WRITTEN REQUEST: Gather up every line from the entries below that uses the word "doradca".

--- MATERIAL ---

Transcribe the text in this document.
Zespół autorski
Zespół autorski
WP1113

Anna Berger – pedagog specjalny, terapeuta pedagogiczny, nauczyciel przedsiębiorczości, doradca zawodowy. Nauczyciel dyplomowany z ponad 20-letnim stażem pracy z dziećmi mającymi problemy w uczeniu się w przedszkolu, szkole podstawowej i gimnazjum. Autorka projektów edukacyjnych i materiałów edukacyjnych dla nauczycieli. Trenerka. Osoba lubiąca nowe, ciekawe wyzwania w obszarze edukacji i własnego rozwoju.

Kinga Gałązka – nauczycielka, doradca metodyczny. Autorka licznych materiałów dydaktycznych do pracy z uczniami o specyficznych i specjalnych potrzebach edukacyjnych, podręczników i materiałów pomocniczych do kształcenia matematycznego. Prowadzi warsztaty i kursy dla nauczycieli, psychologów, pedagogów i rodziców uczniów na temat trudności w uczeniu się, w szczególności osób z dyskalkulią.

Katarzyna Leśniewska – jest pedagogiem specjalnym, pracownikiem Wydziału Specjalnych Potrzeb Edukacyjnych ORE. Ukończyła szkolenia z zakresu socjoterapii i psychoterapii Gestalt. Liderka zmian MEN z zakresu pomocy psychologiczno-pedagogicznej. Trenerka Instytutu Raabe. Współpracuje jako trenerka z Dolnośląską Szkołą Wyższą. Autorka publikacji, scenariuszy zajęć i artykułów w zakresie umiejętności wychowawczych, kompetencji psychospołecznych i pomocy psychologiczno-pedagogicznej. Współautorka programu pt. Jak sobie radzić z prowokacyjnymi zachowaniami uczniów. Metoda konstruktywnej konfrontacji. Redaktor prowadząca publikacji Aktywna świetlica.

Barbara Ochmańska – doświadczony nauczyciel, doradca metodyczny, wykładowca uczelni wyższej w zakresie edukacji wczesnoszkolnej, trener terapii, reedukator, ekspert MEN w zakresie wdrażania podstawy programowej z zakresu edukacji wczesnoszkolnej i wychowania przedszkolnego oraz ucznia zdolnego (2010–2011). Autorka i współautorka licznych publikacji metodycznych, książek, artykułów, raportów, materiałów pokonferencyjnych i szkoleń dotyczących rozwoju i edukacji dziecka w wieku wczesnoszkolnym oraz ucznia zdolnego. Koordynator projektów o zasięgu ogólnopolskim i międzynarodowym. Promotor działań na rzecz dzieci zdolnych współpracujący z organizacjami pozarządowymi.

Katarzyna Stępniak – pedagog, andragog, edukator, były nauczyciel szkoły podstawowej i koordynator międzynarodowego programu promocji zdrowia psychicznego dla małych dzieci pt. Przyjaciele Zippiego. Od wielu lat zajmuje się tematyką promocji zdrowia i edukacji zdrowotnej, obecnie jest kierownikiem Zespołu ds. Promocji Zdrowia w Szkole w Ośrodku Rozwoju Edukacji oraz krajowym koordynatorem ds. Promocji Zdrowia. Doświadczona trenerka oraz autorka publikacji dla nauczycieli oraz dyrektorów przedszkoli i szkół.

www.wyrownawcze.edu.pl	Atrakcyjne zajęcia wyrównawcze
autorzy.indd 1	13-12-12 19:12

---
--- MATERIAL ---

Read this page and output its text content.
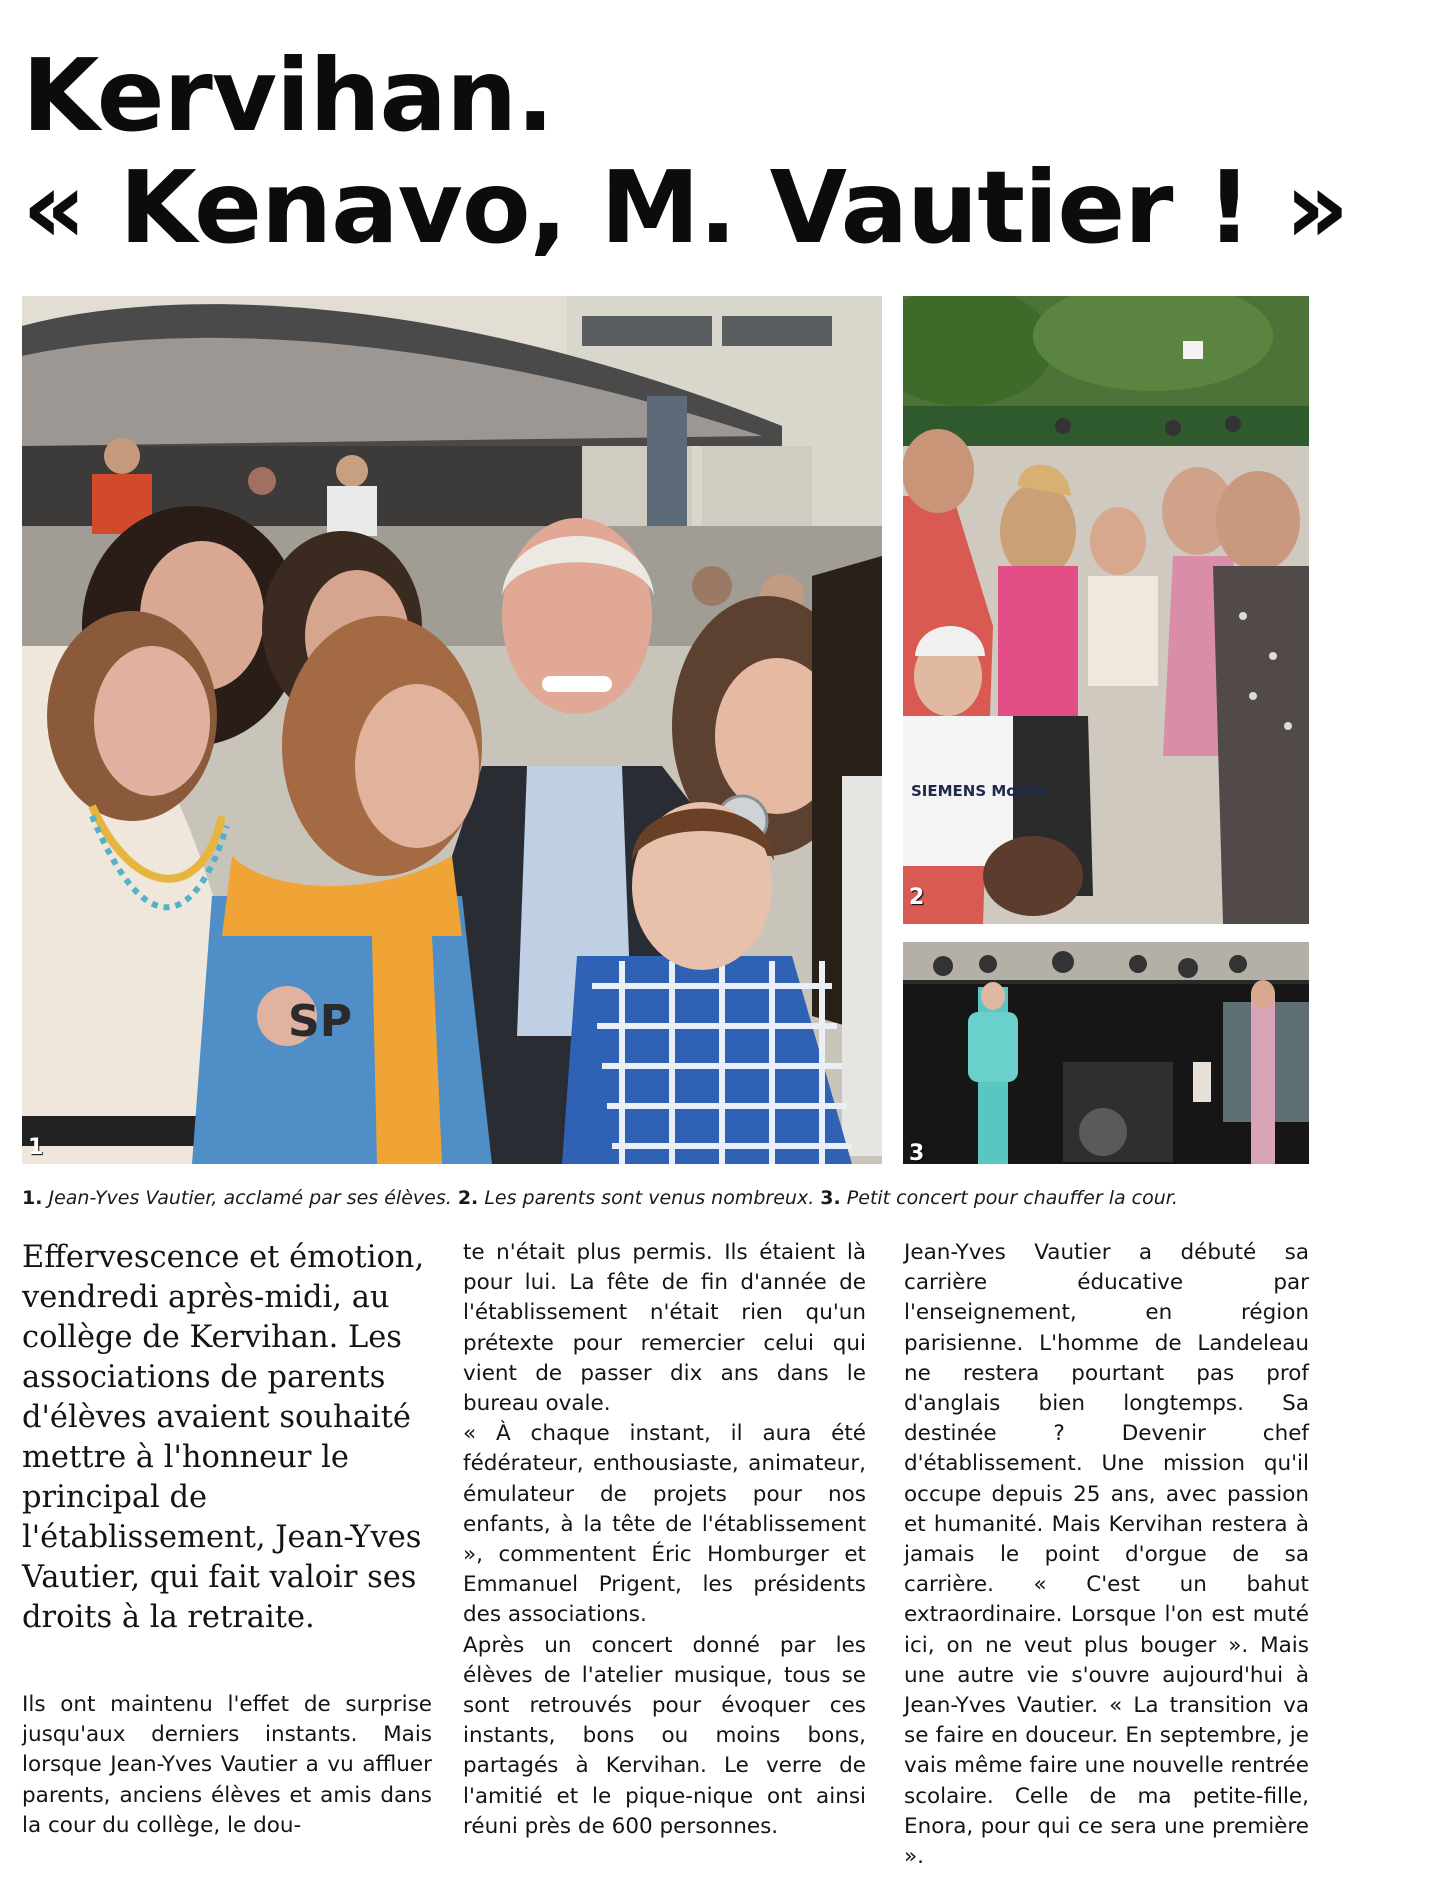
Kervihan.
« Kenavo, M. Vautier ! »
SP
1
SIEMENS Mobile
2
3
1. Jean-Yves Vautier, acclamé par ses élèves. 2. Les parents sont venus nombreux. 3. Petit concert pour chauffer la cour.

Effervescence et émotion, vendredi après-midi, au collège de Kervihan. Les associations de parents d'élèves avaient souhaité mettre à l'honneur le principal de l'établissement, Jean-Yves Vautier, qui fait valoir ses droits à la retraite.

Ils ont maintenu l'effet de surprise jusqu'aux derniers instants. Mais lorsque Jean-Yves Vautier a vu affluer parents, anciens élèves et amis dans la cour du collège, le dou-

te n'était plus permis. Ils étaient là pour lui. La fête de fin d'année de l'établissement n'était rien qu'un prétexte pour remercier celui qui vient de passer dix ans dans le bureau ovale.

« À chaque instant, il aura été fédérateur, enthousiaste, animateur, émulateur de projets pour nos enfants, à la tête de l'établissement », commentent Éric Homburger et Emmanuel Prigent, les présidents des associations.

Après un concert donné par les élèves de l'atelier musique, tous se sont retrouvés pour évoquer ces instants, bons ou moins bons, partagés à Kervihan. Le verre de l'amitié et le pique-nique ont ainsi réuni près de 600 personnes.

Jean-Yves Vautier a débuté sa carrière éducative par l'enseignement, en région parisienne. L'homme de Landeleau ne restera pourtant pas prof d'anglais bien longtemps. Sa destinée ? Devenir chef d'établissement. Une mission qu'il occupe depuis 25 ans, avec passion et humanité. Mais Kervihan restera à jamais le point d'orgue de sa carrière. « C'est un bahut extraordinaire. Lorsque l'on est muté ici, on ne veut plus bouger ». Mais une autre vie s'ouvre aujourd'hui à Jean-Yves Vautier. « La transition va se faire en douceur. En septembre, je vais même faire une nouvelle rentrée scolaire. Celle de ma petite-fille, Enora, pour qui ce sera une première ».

---

REPLY:
Anna Berger – pedagog specjalny, terapeuta pedagogiczny, nauczyciel przedsiębiorczości, doradca zawodowy. Nauczyciel dyplomowany z ponad 20-letnim stażem pracy z dziećmi mającymi problemy w uczeniu się w przedszkolu, szkole podstawowej i gimnazjum. Autorka projektów edukacyjnych i materiałów edukacyjnych dla nauczycieli. Trenerka. Osoba lubiąca nowe, ciekawe wyzwania w obszarze edukacji i własnego rozwoju.
Kinga Gałązka – nauczycielka, doradca metodyczny. Autorka licznych materiałów dydaktycznych do pracy z uczniami o specyficznych i specjalnych potrzebach edukacyjnych, podręczników i materiałów pomocniczych do kształcenia matematycznego. Prowadzi warsztaty i kursy dla nauczycieli, psychologów, pedagogów i rodziców uczniów na temat trudności w uczeniu się, w szczególności osób z dyskalkulią.
Barbara Ochmańska – doświadczony nauczyciel, doradca metodyczny, wykładowca uczelni wyższej w zakresie edukacji wczesnoszkolnej, trener terapii, reedukator, ekspert MEN w zakresie wdrażania podstawy programowej z zakresu edukacji wczesnoszkolnej i wychowania przedszkolnego oraz ucznia zdolnego (2010–2011). Autorka i współautorka licznych publikacji metodycznych, książek, artykułów, raportów, materiałów pokonferencyjnych i szkoleń dotyczących rozwoju i edukacji dziecka w wieku wczesnoszkolnym oraz ucznia zdolnego. Koordynator projektów o zasięgu ogólnopolskim i międzynarodowym. Promotor działań na rzecz dzieci zdolnych współpracujący z organizacjami pozarządowymi.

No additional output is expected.